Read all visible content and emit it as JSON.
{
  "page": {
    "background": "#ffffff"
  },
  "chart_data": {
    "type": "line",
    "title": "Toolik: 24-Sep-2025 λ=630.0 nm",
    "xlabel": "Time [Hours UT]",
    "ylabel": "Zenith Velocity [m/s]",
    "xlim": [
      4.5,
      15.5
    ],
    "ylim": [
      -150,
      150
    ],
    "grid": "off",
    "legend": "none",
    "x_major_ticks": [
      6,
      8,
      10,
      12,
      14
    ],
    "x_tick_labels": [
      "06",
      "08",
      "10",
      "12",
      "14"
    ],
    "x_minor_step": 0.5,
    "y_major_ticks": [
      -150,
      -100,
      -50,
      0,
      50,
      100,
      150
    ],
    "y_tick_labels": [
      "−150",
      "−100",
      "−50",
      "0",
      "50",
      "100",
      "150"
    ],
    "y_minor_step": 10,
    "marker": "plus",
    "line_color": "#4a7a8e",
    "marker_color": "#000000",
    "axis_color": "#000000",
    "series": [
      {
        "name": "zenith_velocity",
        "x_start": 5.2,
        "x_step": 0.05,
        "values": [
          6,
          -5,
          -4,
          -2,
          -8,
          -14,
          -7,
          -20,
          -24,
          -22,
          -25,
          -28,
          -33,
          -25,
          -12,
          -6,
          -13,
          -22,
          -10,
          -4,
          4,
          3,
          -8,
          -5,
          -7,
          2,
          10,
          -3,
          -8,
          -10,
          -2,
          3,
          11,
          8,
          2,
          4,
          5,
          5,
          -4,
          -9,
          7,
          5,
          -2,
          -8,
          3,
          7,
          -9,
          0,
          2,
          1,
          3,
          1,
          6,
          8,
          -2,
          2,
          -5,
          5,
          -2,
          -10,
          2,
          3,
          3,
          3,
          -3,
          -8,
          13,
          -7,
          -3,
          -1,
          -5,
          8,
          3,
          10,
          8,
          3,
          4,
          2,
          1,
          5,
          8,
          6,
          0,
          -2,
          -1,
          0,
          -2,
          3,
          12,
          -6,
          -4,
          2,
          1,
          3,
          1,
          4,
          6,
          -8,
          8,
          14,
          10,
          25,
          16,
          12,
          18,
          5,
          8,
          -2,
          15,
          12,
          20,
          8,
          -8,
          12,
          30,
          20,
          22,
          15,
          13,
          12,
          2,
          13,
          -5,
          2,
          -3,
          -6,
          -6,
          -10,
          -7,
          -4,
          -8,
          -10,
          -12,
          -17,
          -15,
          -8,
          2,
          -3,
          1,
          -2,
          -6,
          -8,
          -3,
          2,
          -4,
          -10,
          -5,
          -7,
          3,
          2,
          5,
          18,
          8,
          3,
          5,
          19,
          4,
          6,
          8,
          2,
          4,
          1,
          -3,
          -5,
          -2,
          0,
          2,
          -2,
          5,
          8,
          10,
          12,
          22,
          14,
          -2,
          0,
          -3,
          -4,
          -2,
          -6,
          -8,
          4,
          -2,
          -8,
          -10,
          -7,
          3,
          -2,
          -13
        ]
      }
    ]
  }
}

————————

Reproduce each entry from the records above, character for character.

▸ Complete answer:
Read all visible content and emit it as JSON.
{
  "page": {
    "background": "#ffffff"
  },
  "chart_data": {
    "type": "line",
    "title": "Toolik: 24-Sep-2025 λ=630.0 nm",
    "xlabel": "Time [Hours UT]",
    "ylabel": "Zenith Velocity [m/s]",
    "xlim": [
      4.5,
      15.5
    ],
    "ylim": [
      -150,
      150
    ],
    "grid": "off",
    "legend": "none",
    "x_major_ticks": [
      6,
      8,
      10,
      12,
      14
    ],
    "x_tick_labels": [
      "06",
      "08",
      "10",
      "12",
      "14"
    ],
    "x_minor_step": 0.5,
    "y_major_ticks": [
      -150,
      -100,
      -50,
      0,
      50,
      100,
      150
    ],
    "y_tick_labels": [
      "−150",
      "−100",
      "−50",
      "0",
      "50",
      "100",
      "150"
    ],
    "y_minor_step": 10,
    "marker": "plus",
    "line_color": "#4a7a8e",
    "marker_color": "#000000",
    "axis_color": "#000000",
    "series": [
      {
        "name": "zenith_velocity",
        "x_start": 5.2,
        "x_step": 0.05,
        "values": [
          6,
          -5,
          -4,
          -2,
          -8,
          -14,
          -7,
          -20,
          -24,
          -22,
          -25,
          -28,
          -33,
          -25,
          -12,
          -6,
          -13,
          -22,
          -10,
          -4,
          4,
          3,
          -8,
          -5,
          -7,
          2,
          10,
          -3,
          -8,
          -10,
          -2,
          3,
          11,
          8,
          2,
          4,
          5,
          5,
          -4,
          -9,
          7,
          5,
          -2,
          -8,
          3,
          7,
          -9,
          0,
          2,
          1,
          3,
          1,
          6,
          8,
          -2,
          2,
          -5,
          5,
          -2,
          -10,
          2,
          3,
          3,
          3,
          -3,
          -8,
          13,
          -7,
          -3,
          -1,
          -5,
          8,
          3,
          10,
          8,
          3,
          4,
          2,
          1,
          5,
          8,
          6,
          0,
          -2,
          -1,
          0,
          -2,
          3,
          12,
          -6,
          -4,
          2,
          1,
          3,
          1,
          4,
          6,
          -8,
          8,
          14,
          10,
          25,
          16,
          12,
          18,
          5,
          8,
          -2,
          15,
          12,
          20,
          8,
          -8,
          12,
          30,
          20,
          22,
          15,
          13,
          12,
          2,
          13,
          -5,
          2,
          -3,
          -6,
          -6,
          -10,
          -7,
          -4,
          -8,
          -10,
          -12,
          -17,
          -15,
          -8,
          2,
          -3,
          1,
          -2,
          -6,
          -8,
          -3,
          2,
          -4,
          -10,
          -5,
          -7,
          3,
          2,
          5,
          18,
          8,
          3,
          5,
          19,
          4,
          6,
          8,
          2,
          4,
          1,
          -3,
          -5,
          -2,
          0,
          2,
          -2,
          5,
          8,
          10,
          12,
          22,
          14,
          -2,
          0,
          -3,
          -4,
          -2,
          -6,
          -8,
          4,
          -2,
          -8,
          -10,
          -7,
          3,
          -2,
          -13
        ]
      }
    ]
  }
}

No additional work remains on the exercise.